DATA SUPPLIED =
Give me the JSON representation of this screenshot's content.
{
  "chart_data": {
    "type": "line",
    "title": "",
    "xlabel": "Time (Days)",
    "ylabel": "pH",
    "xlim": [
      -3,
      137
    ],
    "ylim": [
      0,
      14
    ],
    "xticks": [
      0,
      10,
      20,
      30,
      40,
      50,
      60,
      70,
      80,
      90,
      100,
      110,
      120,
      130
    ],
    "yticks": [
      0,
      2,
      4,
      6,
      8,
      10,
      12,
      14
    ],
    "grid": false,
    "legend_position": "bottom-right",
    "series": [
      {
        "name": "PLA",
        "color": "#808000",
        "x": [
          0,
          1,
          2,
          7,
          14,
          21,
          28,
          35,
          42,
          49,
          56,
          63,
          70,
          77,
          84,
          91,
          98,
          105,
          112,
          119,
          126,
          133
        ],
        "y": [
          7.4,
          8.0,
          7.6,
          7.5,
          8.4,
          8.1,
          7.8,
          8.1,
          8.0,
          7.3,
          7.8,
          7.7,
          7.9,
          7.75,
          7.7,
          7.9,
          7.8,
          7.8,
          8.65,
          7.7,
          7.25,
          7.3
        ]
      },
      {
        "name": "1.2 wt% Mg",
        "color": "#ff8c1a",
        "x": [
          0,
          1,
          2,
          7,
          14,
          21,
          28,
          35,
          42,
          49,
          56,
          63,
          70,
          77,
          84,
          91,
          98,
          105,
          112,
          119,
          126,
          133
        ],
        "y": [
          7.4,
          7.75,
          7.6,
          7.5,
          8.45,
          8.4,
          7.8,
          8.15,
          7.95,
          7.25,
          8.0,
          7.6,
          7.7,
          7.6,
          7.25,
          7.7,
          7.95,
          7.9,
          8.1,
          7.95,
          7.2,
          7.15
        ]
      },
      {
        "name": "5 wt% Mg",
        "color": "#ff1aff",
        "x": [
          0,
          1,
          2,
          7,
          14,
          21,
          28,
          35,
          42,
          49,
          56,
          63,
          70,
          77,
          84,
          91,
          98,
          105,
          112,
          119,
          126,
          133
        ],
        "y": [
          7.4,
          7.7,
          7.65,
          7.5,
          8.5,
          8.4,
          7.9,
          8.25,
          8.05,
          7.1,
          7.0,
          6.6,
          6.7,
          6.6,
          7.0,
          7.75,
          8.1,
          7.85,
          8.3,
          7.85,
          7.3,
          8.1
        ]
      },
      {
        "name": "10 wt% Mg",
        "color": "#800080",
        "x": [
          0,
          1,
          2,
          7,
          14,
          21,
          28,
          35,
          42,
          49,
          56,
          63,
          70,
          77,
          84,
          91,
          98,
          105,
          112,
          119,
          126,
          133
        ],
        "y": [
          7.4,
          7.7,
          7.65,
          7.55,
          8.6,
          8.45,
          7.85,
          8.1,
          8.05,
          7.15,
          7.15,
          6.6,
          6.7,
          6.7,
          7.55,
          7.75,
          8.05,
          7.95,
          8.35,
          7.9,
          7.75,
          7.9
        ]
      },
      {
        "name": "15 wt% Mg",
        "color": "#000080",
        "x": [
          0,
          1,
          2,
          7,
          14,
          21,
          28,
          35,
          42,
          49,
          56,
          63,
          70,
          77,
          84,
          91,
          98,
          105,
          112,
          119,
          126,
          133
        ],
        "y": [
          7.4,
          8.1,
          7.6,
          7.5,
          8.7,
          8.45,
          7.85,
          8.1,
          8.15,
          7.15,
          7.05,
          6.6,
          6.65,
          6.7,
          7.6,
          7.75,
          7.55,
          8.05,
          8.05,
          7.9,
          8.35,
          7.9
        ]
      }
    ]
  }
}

OBJECTIVE =
Select every line above that contains the word "name", and copy it.

THE OUTPUT =
        "name": "PLA",
        "name": "1.2 wt% Mg",
        "name": "5 wt% Mg",
        "name": "10 wt% Mg",
        "name": "15 wt% Mg",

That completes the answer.